(Records from a data source)
*****

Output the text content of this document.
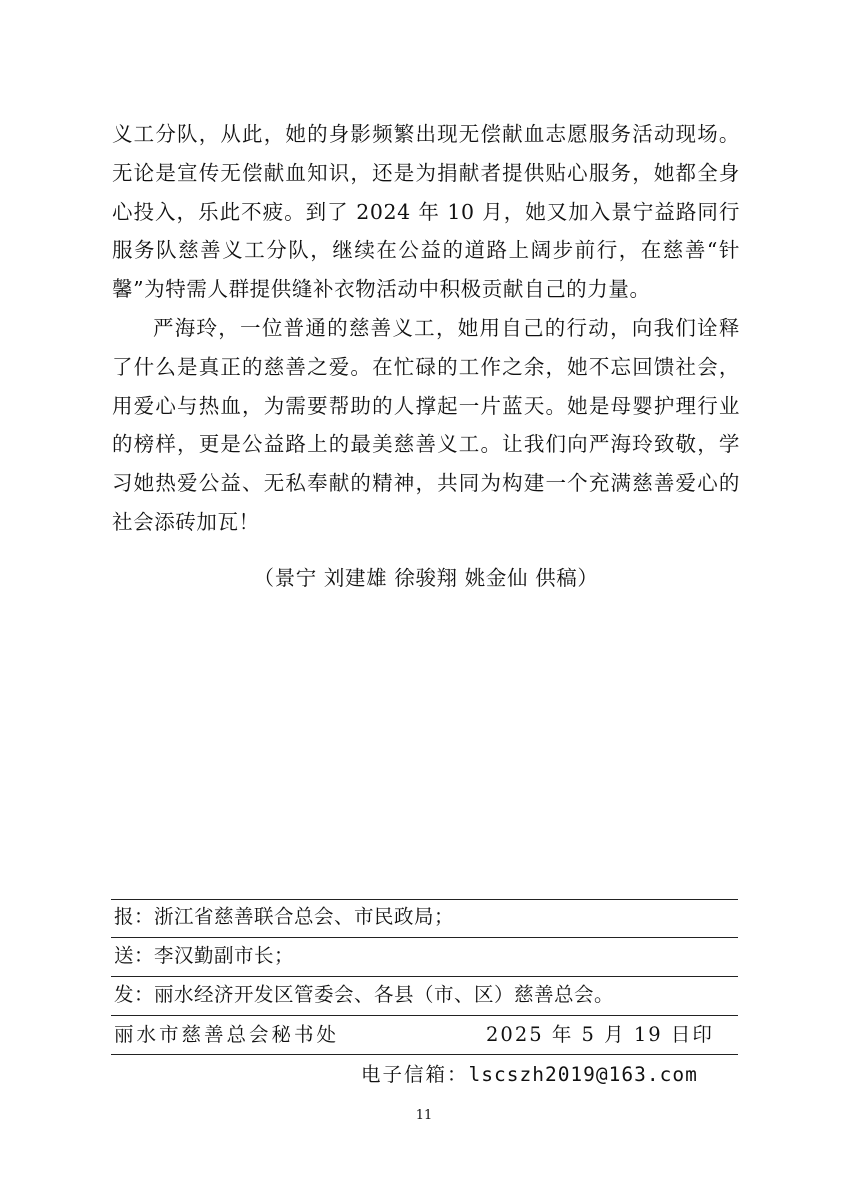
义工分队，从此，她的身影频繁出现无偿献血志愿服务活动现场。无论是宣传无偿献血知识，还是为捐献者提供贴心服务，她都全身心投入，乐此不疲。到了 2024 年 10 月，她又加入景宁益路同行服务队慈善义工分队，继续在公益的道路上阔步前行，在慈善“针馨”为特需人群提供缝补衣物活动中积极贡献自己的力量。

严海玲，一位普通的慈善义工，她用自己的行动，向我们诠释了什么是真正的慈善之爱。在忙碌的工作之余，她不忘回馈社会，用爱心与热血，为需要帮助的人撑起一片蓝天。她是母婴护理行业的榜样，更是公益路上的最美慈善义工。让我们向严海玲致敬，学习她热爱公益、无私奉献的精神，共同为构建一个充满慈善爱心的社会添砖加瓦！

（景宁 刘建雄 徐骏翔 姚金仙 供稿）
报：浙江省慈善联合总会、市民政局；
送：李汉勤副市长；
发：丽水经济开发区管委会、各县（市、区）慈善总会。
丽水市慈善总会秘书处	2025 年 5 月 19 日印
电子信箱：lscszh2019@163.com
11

*****

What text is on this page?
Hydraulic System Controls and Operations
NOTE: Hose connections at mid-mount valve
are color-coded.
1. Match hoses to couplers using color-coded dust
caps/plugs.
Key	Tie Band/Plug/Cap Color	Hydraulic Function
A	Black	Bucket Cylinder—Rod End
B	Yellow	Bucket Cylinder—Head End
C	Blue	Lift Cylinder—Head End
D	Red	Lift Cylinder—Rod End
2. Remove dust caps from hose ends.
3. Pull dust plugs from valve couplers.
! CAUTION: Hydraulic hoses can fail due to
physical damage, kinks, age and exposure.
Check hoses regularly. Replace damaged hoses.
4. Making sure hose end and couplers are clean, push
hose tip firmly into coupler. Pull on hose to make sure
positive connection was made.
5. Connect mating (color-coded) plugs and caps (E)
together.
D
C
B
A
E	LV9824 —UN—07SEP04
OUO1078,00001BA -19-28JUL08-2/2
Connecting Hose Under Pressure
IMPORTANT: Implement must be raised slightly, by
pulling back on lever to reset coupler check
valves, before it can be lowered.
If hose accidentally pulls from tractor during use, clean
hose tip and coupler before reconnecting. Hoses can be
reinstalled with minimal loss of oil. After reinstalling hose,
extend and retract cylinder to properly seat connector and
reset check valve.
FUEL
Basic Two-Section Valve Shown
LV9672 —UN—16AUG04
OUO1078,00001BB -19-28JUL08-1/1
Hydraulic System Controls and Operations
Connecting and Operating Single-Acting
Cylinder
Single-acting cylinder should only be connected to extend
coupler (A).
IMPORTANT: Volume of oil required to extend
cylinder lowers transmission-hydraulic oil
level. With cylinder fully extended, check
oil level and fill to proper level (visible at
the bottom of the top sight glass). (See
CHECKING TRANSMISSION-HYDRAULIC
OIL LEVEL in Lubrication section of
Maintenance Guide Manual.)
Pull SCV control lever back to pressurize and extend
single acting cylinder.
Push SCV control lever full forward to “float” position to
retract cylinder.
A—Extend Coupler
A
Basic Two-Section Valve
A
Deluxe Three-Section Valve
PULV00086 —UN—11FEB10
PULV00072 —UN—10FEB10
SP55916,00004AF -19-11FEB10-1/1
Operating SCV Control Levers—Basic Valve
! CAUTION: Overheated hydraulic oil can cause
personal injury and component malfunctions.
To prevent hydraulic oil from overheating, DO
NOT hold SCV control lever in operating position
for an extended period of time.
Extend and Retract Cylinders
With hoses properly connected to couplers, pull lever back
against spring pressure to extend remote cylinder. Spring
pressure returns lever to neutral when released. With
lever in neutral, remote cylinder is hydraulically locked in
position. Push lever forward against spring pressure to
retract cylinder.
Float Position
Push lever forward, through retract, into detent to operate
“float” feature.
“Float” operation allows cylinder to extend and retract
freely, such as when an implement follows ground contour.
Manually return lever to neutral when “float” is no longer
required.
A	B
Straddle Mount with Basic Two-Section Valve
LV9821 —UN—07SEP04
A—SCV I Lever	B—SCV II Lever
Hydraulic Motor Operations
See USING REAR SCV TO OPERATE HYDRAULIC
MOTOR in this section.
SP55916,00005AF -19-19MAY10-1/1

*****

Directive: Gather from the records above every line containing the string "before".

The completed task:
valves, before it can be lowered.
hose tip and coupler before reconnecting. Hoses can be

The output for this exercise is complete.